>> START
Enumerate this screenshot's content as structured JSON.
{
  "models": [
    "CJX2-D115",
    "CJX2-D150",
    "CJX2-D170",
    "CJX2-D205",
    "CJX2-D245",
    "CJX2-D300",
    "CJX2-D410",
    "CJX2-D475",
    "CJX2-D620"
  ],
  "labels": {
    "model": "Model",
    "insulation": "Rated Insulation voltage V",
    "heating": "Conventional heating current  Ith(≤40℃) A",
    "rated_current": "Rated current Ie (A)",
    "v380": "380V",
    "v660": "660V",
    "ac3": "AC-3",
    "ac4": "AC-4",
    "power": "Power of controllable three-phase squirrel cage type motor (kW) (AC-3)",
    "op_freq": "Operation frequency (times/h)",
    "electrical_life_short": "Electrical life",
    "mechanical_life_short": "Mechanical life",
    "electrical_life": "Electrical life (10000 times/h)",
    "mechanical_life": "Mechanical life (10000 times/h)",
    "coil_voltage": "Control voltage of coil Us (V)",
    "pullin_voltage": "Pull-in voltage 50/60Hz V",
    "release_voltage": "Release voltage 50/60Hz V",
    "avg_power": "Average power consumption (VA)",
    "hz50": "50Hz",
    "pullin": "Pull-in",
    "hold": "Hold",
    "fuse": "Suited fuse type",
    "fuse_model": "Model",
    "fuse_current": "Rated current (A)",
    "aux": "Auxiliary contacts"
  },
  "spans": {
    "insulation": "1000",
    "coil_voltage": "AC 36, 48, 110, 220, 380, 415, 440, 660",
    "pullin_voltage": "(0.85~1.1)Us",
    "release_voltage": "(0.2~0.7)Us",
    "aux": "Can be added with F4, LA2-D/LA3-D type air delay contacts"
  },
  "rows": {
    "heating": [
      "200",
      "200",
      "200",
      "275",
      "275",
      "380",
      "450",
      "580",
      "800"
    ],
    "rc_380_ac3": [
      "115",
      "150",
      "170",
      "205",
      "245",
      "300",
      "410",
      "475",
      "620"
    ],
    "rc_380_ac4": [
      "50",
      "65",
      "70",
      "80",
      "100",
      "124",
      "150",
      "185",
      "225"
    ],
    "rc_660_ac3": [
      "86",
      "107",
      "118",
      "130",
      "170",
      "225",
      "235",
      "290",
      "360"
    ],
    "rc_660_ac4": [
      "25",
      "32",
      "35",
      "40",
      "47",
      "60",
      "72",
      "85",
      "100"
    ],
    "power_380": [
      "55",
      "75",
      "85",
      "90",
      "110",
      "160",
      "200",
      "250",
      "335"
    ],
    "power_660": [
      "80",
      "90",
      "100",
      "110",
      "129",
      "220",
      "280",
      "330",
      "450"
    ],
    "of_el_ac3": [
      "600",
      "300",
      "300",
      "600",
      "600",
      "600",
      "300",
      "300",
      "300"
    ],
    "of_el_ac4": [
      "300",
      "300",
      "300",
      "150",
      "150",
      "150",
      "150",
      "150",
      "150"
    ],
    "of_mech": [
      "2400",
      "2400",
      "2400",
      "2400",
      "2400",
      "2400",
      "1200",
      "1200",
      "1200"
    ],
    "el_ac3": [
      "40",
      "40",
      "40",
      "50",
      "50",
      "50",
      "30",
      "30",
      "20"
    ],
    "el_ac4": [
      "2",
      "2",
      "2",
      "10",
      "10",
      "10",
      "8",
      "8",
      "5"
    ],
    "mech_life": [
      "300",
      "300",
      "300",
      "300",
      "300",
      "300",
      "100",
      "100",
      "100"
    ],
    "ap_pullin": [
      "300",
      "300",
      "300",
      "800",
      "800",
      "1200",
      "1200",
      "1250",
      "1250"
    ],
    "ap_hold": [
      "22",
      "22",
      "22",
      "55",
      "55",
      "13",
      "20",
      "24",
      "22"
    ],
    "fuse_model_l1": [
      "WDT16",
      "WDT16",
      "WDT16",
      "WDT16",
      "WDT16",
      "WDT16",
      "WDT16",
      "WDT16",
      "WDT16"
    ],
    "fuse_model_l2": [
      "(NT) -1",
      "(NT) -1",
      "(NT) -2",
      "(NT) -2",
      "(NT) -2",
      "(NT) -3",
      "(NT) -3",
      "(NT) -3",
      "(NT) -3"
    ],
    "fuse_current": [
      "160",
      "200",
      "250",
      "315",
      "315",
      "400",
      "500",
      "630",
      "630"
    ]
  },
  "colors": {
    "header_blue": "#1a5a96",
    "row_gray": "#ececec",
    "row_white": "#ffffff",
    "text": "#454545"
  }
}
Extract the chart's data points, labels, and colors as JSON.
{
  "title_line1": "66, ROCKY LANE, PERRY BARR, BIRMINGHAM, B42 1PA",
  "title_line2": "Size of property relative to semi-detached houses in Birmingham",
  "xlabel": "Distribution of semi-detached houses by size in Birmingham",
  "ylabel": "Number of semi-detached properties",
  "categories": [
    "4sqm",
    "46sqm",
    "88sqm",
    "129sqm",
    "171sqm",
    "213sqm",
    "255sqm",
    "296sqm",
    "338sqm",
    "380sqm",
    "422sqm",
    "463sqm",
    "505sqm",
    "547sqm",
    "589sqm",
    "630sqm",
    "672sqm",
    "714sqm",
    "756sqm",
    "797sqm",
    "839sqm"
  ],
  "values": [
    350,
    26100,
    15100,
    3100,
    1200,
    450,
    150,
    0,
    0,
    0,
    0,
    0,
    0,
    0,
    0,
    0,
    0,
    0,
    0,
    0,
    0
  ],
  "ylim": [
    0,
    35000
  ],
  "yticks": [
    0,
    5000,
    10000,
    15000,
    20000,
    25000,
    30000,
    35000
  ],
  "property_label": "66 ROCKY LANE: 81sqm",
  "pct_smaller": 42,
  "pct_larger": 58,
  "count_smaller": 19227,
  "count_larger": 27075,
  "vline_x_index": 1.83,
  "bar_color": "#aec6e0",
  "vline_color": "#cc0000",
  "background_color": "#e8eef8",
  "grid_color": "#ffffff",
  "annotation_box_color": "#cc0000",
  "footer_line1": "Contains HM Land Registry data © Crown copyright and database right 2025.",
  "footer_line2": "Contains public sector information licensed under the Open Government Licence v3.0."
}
>> END
Transcribe the whole listing exactly.

- **THE COMPLETED TASK**
Enumerate this screenshot's content as structured JSON.
{
  "models": [
    "CJX2-D115",
    "CJX2-D150",
    "CJX2-D170",
    "CJX2-D205",
    "CJX2-D245",
    "CJX2-D300",
    "CJX2-D410",
    "CJX2-D475",
    "CJX2-D620"
  ],
  "labels": {
    "model": "Model",
    "insulation": "Rated Insulation voltage V",
    "heating": "Conventional heating current  Ith(≤40℃) A",
    "rated_current": "Rated current Ie (A)",
    "v380": "380V",
    "v660": "660V",
    "ac3": "AC-3",
    "ac4": "AC-4",
    "power": "Power of controllable three-phase squirrel cage type motor (kW) (AC-3)",
    "op_freq": "Operation frequency (times/h)",
    "electrical_life_short": "Electrical life",
    "mechanical_life_short": "Mechanical life",
    "electrical_life": "Electrical life (10000 times/h)",
    "mechanical_life": "Mechanical life (10000 times/h)",
    "coil_voltage": "Control voltage of coil Us (V)",
    "pullin_voltage": "Pull-in voltage 50/60Hz V",
    "release_voltage": "Release voltage 50/60Hz V",
    "avg_power": "Average power consumption (VA)",
    "hz50": "50Hz",
    "pullin": "Pull-in",
    "hold": "Hold",
    "fuse": "Suited fuse type",
    "fuse_model": "Model",
    "fuse_current": "Rated current (A)",
    "aux": "Auxiliary contacts"
  },
  "spans": {
    "insulation": "1000",
    "coil_voltage": "AC 36, 48, 110, 220, 380, 415, 440, 660",
    "pullin_voltage": "(0.85~1.1)Us",
    "release_voltage": "(0.2~0.7)Us",
    "aux": "Can be added with F4, LA2-D/LA3-D type air delay contacts"
  },
  "rows": {
    "heating": [
      "200",
      "200",
      "200",
      "275",
      "275",
      "380",
      "450",
      "580",
      "800"
    ],
    "rc_380_ac3": [
      "115",
      "150",
      "170",
      "205",
      "245",
      "300",
      "410",
      "475",
      "620"
    ],
    "rc_380_ac4": [
      "50",
      "65",
      "70",
      "80",
      "100",
      "124",
      "150",
      "185",
      "225"
    ],
    "rc_660_ac3": [
      "86",
      "107",
      "118",
      "130",
      "170",
      "225",
      "235",
      "290",
      "360"
    ],
    "rc_660_ac4": [
      "25",
      "32",
      "35",
      "40",
      "47",
      "60",
      "72",
      "85",
      "100"
    ],
    "power_380": [
      "55",
      "75",
      "85",
      "90",
      "110",
      "160",
      "200",
      "250",
      "335"
    ],
    "power_660": [
      "80",
      "90",
      "100",
      "110",
      "129",
      "220",
      "280",
      "330",
      "450"
    ],
    "of_el_ac3": [
      "600",
      "300",
      "300",
      "600",
      "600",
      "600",
      "300",
      "300",
      "300"
    ],
    "of_el_ac4": [
      "300",
      "300",
      "300",
      "150",
      "150",
      "150",
      "150",
      "150",
      "150"
    ],
    "of_mech": [
      "2400",
      "2400",
      "2400",
      "2400",
      "2400",
      "2400",
      "1200",
      "1200",
      "1200"
    ],
    "el_ac3": [
      "40",
      "40",
      "40",
      "50",
      "50",
      "50",
      "30",
      "30",
      "20"
    ],
    "el_ac4": [
      "2",
      "2",
      "2",
      "10",
      "10",
      "10",
      "8",
      "8",
      "5"
    ],
    "mech_life": [
      "300",
      "300",
      "300",
      "300",
      "300",
      "300",
      "100",
      "100",
      "100"
    ],
    "ap_pullin": [
      "300",
      "300",
      "300",
      "800",
      "800",
      "1200",
      "1200",
      "1250",
      "1250"
    ],
    "ap_hold": [
      "22",
      "22",
      "22",
      "55",
      "55",
      "13",
      "20",
      "24",
      "22"
    ],
    "fuse_model_l1": [
      "WDT16",
      "WDT16",
      "WDT16",
      "WDT16",
      "WDT16",
      "WDT16",
      "WDT16",
      "WDT16",
      "WDT16"
    ],
    "fuse_model_l2": [
      "(NT) -1",
      "(NT) -1",
      "(NT) -2",
      "(NT) -2",
      "(NT) -2",
      "(NT) -3",
      "(NT) -3",
      "(NT) -3",
      "(NT) -3"
    ],
    "fuse_current": [
      "160",
      "200",
      "250",
      "315",
      "315",
      "400",
      "500",
      "630",
      "630"
    ]
  },
  "colors": {
    "header_blue": "#1a5a96",
    "row_gray": "#ececec",
    "row_white": "#ffffff",
    "text": "#454545"
  }
}
Extract the chart's data points, labels, and colors as JSON.
{
  "title_line1": "66, ROCKY LANE, PERRY BARR, BIRMINGHAM, B42 1PA",
  "title_line2": "Size of property relative to semi-detached houses in Birmingham",
  "xlabel": "Distribution of semi-detached houses by size in Birmingham",
  "ylabel": "Number of semi-detached properties",
  "categories": [
    "4sqm",
    "46sqm",
    "88sqm",
    "129sqm",
    "171sqm",
    "213sqm",
    "255sqm",
    "296sqm",
    "338sqm",
    "380sqm",
    "422sqm",
    "463sqm",
    "505sqm",
    "547sqm",
    "589sqm",
    "630sqm",
    "672sqm",
    "714sqm",
    "756sqm",
    "797sqm",
    "839sqm"
  ],
  "values": [
    350,
    26100,
    15100,
    3100,
    1200,
    450,
    150,
    0,
    0,
    0,
    0,
    0,
    0,
    0,
    0,
    0,
    0,
    0,
    0,
    0,
    0
  ],
  "ylim": [
    0,
    35000
  ],
  "yticks": [
    0,
    5000,
    10000,
    15000,
    20000,
    25000,
    30000,
    35000
  ],
  "property_label": "66 ROCKY LANE: 81sqm",
  "pct_smaller": 42,
  "pct_larger": 58,
  "count_smaller": 19227,
  "count_larger": 27075,
  "vline_x_index": 1.83,
  "bar_color": "#aec6e0",
  "vline_color": "#cc0000",
  "background_color": "#e8eef8",
  "grid_color": "#ffffff",
  "annotation_box_color": "#cc0000",
  "footer_line1": "Contains HM Land Registry data © Crown copyright and database right 2025.",
  "footer_line2": "Contains public sector information licensed under the Open Government Licence v3.0."
}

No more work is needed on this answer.